◆ GIVEN INSTRUCTION:
Quote all of the entries word for word.

◆ EXCERPTED RECORDS:
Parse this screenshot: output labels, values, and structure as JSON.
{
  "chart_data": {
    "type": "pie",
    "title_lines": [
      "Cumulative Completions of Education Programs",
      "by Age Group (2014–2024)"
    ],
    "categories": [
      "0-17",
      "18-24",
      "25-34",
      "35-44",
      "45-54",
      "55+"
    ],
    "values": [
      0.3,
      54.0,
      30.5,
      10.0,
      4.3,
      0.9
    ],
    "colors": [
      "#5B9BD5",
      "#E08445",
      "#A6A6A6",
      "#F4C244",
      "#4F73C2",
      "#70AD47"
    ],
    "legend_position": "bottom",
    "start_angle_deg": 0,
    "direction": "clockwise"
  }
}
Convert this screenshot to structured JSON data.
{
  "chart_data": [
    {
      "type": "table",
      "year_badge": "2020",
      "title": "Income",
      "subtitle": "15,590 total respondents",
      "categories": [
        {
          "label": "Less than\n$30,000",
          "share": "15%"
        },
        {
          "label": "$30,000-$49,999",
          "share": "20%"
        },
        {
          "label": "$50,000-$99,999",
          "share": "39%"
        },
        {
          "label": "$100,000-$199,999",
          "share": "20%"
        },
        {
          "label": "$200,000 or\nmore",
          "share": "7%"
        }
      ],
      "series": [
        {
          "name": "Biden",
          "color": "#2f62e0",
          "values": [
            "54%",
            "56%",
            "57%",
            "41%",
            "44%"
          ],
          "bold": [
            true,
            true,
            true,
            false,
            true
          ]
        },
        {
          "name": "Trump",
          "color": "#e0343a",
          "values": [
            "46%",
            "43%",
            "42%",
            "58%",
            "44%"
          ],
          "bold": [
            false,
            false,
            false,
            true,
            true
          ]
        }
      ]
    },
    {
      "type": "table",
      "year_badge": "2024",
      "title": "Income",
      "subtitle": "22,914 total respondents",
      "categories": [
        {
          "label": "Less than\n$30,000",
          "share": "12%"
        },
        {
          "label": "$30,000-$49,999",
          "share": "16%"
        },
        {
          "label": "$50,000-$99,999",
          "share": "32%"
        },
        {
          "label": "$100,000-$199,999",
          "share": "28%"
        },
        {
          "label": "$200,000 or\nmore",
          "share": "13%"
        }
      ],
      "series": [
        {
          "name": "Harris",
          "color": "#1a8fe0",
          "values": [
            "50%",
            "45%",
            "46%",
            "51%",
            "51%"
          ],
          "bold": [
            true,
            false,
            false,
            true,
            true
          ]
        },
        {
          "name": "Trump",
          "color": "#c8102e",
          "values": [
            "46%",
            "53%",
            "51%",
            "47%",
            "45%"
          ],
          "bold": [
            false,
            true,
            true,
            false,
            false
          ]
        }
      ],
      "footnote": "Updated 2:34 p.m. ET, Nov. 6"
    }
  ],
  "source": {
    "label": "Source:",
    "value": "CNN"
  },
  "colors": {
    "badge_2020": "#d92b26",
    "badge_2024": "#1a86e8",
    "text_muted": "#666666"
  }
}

◆ FULL RESPONSE:
Parse this screenshot: output labels, values, and structure as JSON.
{
  "chart_data": {
    "type": "pie",
    "title_lines": [
      "Cumulative Completions of Education Programs",
      "by Age Group (2014–2024)"
    ],
    "categories": [
      "0-17",
      "18-24",
      "25-34",
      "35-44",
      "45-54",
      "55+"
    ],
    "values": [
      0.3,
      54.0,
      30.5,
      10.0,
      4.3,
      0.9
    ],
    "colors": [
      "#5B9BD5",
      "#E08445",
      "#A6A6A6",
      "#F4C244",
      "#4F73C2",
      "#70AD47"
    ],
    "legend_position": "bottom",
    "start_angle_deg": 0,
    "direction": "clockwise"
  }
}
Convert this screenshot to structured JSON data.
{
  "chart_data": [
    {
      "type": "table",
      "year_badge": "2020",
      "title": "Income",
      "subtitle": "15,590 total respondents",
      "categories": [
        {
          "label": "Less than\n$30,000",
          "share": "15%"
        },
        {
          "label": "$30,000-$49,999",
          "share": "20%"
        },
        {
          "label": "$50,000-$99,999",
          "share": "39%"
        },
        {
          "label": "$100,000-$199,999",
          "share": "20%"
        },
        {
          "label": "$200,000 or\nmore",
          "share": "7%"
        }
      ],
      "series": [
        {
          "name": "Biden",
          "color": "#2f62e0",
          "values": [
            "54%",
            "56%",
            "57%",
            "41%",
            "44%"
          ],
          "bold": [
            true,
            true,
            true,
            false,
            true
          ]
        },
        {
          "name": "Trump",
          "color": "#e0343a",
          "values": [
            "46%",
            "43%",
            "42%",
            "58%",
            "44%"
          ],
          "bold": [
            false,
            false,
            false,
            true,
            true
          ]
        }
      ]
    },
    {
      "type": "table",
      "year_badge": "2024",
      "title": "Income",
      "subtitle": "22,914 total respondents",
      "categories": [
        {
          "label": "Less than\n$30,000",
          "share": "12%"
        },
        {
          "label": "$30,000-$49,999",
          "share": "16%"
        },
        {
          "label": "$50,000-$99,999",
          "share": "32%"
        },
        {
          "label": "$100,000-$199,999",
          "share": "28%"
        },
        {
          "label": "$200,000 or\nmore",
          "share": "13%"
        }
      ],
      "series": [
        {
          "name": "Harris",
          "color": "#1a8fe0",
          "values": [
            "50%",
            "45%",
            "46%",
            "51%",
            "51%"
          ],
          "bold": [
            true,
            false,
            false,
            true,
            true
          ]
        },
        {
          "name": "Trump",
          "color": "#c8102e",
          "values": [
            "46%",
            "53%",
            "51%",
            "47%",
            "45%"
          ],
          "bold": [
            false,
            true,
            true,
            false,
            false
          ]
        }
      ],
      "footnote": "Updated 2:34 p.m. ET, Nov. 6"
    }
  ],
  "source": {
    "label": "Source:",
    "value": "CNN"
  },
  "colors": {
    "badge_2020": "#d92b26",
    "badge_2024": "#1a86e8",
    "text_muted": "#666666"
  }
}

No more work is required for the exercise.